** SOURCE TEXT follows **

While examining the instruction set for Intel x86 processors I noticed there are 'intuitive' instructions like 'mov', 'add', 'mul' ... while others seem a bit unnatural like 'sete'. The question is more out of curiosity rather than practical concerns: why would designers chose to implement particular execution scenarios in single instructions? Do you know any reading material that would explain such design decisions?
There are at least two possible sequences to achieve the code. Here's my analysis of them
; "classic" code
xor eax,eax ; zero AL in case we don't write it.
cmp edx,15
jne past
mov al,1 ; AL = (edx==15)
past:
And
; "evolved" code
; xor eax,eax optional to get a bool zero-extended to full register
cmp edx,15
sete al ; AL = 0 or 1 according to edx==15
It is a bit of a mindset that a conditional, simple assignment "should" involve a conditional jump on the opposite condition, even if it only jumps around a single instruction. But it is - in your own words - a particular execution scenario that occurs frequently so if a better alternative were available, why not?
When code executes there are many factors affecting execution speed. Two of them are the time it takes for the result of a comparison/arithmetic/boolean operation to reach the flags register and the other the execution penalty when a jump is taken (I'm over-simplifying this a bit).
So the classic code will either execute a move or take a jump. The former will probably be executed in parallel with other code and the latter may cause the prefetcher to load data from the new position resulting in wait states. The processor's branch prediction may be involved and may - depending on a lot of factors - predict incorrectly which incurs additional penalties.

** End of SOURCE TEXT **
** GIVEN ENTRIES follows **

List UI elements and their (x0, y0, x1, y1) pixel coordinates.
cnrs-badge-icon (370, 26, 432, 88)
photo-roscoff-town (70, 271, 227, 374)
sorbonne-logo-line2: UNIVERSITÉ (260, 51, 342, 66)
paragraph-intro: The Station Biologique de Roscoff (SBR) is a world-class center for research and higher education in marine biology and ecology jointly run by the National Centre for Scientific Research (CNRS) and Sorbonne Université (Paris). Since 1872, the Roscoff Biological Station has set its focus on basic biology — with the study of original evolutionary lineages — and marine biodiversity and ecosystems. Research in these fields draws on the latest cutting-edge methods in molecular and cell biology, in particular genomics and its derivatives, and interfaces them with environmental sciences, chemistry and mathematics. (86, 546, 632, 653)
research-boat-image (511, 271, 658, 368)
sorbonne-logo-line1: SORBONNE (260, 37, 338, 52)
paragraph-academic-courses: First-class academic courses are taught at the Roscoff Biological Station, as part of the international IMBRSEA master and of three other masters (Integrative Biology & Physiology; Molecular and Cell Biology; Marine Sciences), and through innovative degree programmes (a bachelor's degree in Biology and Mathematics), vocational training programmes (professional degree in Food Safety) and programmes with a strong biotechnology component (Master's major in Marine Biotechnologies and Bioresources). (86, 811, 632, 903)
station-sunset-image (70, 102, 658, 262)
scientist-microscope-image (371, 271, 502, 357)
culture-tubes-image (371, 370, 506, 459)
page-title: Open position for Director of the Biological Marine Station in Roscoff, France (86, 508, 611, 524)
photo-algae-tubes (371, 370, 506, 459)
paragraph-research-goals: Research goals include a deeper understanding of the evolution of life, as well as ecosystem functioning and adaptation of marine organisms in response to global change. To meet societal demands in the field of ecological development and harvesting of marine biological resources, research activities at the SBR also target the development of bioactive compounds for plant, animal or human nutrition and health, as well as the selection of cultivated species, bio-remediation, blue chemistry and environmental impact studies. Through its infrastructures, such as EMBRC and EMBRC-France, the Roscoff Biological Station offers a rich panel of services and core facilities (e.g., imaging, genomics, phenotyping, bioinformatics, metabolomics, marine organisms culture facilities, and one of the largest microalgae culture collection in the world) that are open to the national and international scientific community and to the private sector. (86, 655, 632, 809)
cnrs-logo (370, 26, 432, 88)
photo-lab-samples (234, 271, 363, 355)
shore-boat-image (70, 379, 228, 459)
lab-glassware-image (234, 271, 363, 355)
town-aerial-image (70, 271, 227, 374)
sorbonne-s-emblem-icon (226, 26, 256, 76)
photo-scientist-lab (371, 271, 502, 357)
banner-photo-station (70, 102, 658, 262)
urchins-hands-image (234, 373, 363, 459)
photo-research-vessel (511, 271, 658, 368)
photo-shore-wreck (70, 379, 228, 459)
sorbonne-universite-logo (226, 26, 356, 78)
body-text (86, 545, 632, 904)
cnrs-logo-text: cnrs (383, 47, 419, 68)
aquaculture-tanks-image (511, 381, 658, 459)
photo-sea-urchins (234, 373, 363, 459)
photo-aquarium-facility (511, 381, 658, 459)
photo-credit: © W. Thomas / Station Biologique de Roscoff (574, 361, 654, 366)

** End of GIVEN ENTRIES **

TASKS TO COMPLETE:
1. Translate into French this sentence from the text on x86 instruction design: "When code executes there are many factors affecting execution speed."
2. Write a continuation of the text on x86 instruction design, starting after its final sentence.

ANSWERS IN ORDER:
1. Lorsque du code s'exécute, de nombreux facteurs influent sur la vitesse d'exécution.

2.
In the evolved case, code prefetching is not affected at all which is good for execution speed. Also the sete sequence will probably fit in fewer bytes than the mov+jne combo which means that relatively less code cache line capacity/work will be involved in the execution which means there will be relatively more data cache capacity/work will be freed up as well. It the contents of the assignment isn't needed right away the sete could be rescheduled to a position where it blends in better (execution-wise) with the surrounding code. This rescheduling could be performed explicitly (by the compiler) or implicitly (by the CPU itself). Static scheduling (by the compiler) is limited because most x86 integer instruction affect FLAGS so they can't be separated far.
For normal (usually un-tuned), bloated application code the use of instructions such as this will have little impact on overall performance. In highly specialized, hand tuned code with very tight loops the difference between executing within three rather than four or five cache lines could make an enormous difference, especially if multiple copies of the code are running on different cores.